* **What the task asks**
Extract every line where the string "title" appears.

* **Extracted data**
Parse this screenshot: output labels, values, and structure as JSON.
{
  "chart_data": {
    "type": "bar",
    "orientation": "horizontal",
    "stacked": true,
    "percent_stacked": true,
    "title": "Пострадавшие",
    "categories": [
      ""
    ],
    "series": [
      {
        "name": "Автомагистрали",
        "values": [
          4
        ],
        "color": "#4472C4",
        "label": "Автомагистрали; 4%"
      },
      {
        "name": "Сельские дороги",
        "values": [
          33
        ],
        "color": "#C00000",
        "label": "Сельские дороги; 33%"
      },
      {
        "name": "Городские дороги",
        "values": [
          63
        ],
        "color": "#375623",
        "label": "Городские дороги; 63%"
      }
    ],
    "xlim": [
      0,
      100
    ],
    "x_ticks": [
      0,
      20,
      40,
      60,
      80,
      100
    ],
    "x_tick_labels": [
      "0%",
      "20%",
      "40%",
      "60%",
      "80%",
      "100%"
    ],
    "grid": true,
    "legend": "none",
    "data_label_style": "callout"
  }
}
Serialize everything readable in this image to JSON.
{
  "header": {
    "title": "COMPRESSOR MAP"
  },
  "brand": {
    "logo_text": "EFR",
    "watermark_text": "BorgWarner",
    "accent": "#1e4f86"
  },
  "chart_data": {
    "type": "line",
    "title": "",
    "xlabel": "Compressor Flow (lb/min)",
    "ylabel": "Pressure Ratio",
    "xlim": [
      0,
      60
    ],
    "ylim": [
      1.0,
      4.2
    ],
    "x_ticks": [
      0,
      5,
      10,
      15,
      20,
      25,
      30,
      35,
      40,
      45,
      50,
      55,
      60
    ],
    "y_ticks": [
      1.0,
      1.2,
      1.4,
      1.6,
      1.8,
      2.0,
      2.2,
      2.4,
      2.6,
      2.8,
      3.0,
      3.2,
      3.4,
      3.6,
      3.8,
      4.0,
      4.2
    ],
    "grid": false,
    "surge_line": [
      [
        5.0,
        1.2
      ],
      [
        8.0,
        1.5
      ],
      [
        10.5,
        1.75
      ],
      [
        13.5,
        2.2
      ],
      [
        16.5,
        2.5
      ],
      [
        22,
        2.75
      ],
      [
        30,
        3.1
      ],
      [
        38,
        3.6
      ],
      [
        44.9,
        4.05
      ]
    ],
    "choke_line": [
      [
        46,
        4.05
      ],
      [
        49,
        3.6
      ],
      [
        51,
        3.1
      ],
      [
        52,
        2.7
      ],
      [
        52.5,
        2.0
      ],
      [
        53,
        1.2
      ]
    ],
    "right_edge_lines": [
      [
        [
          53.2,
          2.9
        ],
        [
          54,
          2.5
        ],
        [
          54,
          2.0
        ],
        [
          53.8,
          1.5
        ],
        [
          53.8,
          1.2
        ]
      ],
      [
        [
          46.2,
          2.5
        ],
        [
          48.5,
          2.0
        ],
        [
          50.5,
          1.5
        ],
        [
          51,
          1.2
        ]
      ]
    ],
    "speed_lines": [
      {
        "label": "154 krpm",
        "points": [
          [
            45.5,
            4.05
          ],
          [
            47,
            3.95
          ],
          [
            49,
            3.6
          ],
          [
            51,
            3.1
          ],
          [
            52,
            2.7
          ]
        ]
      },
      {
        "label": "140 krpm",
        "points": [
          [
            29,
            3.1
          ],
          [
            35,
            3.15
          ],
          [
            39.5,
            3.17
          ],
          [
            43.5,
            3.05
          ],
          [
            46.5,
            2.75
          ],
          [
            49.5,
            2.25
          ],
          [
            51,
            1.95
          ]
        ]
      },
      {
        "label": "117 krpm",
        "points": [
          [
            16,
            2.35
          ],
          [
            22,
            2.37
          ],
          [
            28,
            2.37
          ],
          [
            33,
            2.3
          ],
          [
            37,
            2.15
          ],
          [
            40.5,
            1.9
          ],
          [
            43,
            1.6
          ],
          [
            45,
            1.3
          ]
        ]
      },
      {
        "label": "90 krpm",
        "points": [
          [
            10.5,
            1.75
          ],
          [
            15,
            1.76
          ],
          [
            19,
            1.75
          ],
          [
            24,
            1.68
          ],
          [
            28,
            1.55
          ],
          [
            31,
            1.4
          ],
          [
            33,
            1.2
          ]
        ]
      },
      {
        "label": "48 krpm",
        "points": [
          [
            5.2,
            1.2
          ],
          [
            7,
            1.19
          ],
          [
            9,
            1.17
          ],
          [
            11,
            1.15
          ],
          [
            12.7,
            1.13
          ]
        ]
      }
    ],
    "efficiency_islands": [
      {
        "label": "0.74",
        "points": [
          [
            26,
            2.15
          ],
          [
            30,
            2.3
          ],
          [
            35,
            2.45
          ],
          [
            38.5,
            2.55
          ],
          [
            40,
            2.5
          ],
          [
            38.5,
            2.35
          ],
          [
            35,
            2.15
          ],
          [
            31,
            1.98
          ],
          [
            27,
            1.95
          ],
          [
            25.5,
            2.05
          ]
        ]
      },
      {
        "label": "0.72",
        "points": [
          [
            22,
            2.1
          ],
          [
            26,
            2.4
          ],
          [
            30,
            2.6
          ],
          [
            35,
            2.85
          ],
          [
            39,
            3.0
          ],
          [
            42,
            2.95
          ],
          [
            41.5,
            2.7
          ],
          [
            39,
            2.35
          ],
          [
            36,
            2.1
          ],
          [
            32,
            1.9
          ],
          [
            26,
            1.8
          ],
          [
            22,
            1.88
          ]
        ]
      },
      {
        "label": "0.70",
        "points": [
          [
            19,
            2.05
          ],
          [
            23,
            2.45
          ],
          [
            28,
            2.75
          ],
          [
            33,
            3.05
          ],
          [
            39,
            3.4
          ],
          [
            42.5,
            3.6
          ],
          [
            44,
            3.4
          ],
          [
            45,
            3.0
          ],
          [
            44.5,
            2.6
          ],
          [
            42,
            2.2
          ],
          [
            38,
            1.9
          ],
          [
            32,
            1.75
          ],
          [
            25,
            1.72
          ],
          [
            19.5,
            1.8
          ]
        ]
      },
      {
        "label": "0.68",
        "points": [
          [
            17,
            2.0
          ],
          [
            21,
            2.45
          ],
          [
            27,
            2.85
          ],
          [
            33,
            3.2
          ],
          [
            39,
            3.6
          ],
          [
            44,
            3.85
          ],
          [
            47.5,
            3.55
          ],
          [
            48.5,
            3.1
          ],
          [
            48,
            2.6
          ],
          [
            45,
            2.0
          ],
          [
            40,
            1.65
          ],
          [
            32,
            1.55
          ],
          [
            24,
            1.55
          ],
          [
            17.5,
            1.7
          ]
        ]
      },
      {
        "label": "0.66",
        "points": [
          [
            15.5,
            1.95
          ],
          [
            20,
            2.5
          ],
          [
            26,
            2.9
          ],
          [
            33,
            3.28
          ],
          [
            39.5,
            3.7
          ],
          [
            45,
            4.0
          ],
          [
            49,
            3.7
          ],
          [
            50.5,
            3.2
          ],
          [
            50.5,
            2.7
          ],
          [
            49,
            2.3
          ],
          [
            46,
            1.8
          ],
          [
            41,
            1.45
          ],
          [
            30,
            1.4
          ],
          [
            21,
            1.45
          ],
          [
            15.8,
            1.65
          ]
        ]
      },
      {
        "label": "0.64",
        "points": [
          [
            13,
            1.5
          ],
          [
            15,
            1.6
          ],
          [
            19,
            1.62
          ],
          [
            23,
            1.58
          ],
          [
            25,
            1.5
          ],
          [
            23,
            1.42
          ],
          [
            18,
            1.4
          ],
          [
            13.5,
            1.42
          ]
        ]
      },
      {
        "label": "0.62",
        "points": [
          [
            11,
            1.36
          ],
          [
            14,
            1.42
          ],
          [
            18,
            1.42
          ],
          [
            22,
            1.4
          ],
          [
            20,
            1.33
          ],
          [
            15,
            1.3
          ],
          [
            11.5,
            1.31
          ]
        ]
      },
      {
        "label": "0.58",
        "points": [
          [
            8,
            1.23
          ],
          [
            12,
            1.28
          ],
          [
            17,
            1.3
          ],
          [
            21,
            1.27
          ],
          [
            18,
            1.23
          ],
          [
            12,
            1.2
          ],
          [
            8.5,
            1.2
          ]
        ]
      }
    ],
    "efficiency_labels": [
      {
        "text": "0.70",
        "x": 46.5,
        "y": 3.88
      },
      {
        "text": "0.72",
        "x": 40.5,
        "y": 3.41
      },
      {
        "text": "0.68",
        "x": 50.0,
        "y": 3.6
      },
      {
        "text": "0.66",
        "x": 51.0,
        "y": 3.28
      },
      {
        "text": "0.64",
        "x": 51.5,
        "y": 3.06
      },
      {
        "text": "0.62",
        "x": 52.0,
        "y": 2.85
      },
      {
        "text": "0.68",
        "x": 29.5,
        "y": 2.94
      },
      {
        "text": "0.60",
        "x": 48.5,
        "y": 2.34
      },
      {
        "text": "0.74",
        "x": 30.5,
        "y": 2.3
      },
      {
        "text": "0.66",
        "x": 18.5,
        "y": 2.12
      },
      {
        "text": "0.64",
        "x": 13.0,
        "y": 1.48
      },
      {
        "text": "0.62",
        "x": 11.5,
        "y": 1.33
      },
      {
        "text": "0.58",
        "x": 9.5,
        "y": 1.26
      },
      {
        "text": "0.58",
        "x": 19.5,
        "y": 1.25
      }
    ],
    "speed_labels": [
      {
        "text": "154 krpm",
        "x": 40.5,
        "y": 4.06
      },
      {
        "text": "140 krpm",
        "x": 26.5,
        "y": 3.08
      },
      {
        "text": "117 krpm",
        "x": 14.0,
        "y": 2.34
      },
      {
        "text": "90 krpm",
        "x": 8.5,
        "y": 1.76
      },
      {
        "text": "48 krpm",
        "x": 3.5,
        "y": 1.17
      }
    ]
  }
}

* **Output for this exercise**
    "title": "Пострадавшие",
    "title": "COMPRESSOR MAP"
    "title": "",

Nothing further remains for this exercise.